** start of Data for this exercise **

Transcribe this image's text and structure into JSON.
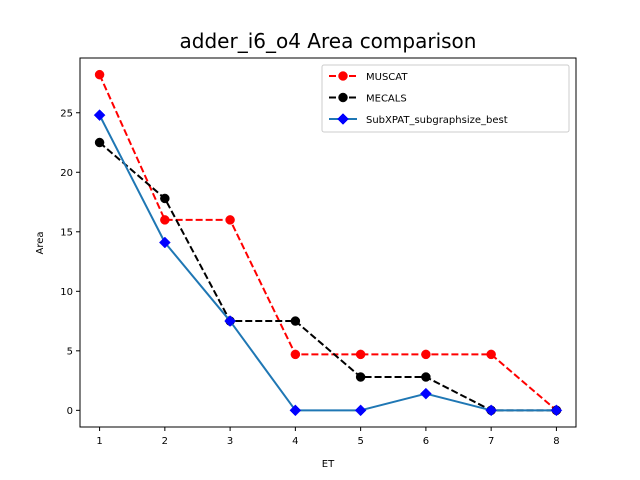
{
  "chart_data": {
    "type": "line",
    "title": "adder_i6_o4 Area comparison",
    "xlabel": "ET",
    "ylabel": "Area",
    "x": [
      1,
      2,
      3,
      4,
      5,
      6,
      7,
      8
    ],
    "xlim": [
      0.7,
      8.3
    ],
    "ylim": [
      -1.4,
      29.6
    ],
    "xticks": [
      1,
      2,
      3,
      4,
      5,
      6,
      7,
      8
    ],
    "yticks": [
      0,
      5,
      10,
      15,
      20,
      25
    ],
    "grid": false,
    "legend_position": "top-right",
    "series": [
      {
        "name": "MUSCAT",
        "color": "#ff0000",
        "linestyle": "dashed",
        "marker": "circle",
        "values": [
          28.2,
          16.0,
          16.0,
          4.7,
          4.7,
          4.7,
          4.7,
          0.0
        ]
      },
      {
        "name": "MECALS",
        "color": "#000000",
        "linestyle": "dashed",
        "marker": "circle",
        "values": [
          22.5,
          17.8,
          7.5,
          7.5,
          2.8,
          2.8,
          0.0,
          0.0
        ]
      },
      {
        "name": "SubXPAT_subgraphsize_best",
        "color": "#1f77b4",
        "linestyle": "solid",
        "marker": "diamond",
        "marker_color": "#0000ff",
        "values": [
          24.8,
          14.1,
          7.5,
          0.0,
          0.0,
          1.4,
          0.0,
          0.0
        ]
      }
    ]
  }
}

** end of Data for this exercise **

Task directions. Write out the records above exactly as they stand, leaving out every picture.

Solution.
Transcribe this image's text and structure into JSON.
{
  "chart_data": {
    "type": "line",
    "title": "adder_i6_o4 Area comparison",
    "xlabel": "ET",
    "ylabel": "Area",
    "x": [
      1,
      2,
      3,
      4,
      5,
      6,
      7,
      8
    ],
    "xlim": [
      0.7,
      8.3
    ],
    "ylim": [
      -1.4,
      29.6
    ],
    "xticks": [
      1,
      2,
      3,
      4,
      5,
      6,
      7,
      8
    ],
    "yticks": [
      0,
      5,
      10,
      15,
      20,
      25
    ],
    "grid": false,
    "legend_position": "top-right",
    "series": [
      {
        "name": "MUSCAT",
        "color": "#ff0000",
        "linestyle": "dashed",
        "marker": "circle",
        "values": [
          28.2,
          16.0,
          16.0,
          4.7,
          4.7,
          4.7,
          4.7,
          0.0
        ]
      },
      {
        "name": "MECALS",
        "color": "#000000",
        "linestyle": "dashed",
        "marker": "circle",
        "values": [
          22.5,
          17.8,
          7.5,
          7.5,
          2.8,
          2.8,
          0.0,
          0.0
        ]
      },
      {
        "name": "SubXPAT_subgraphsize_best",
        "color": "#1f77b4",
        "linestyle": "solid",
        "marker": "diamond",
        "marker_color": "#0000ff",
        "values": [
          24.8,
          14.1,
          7.5,
          0.0,
          0.0,
          1.4,
          0.0,
          0.0
        ]
      }
    ]
  }
}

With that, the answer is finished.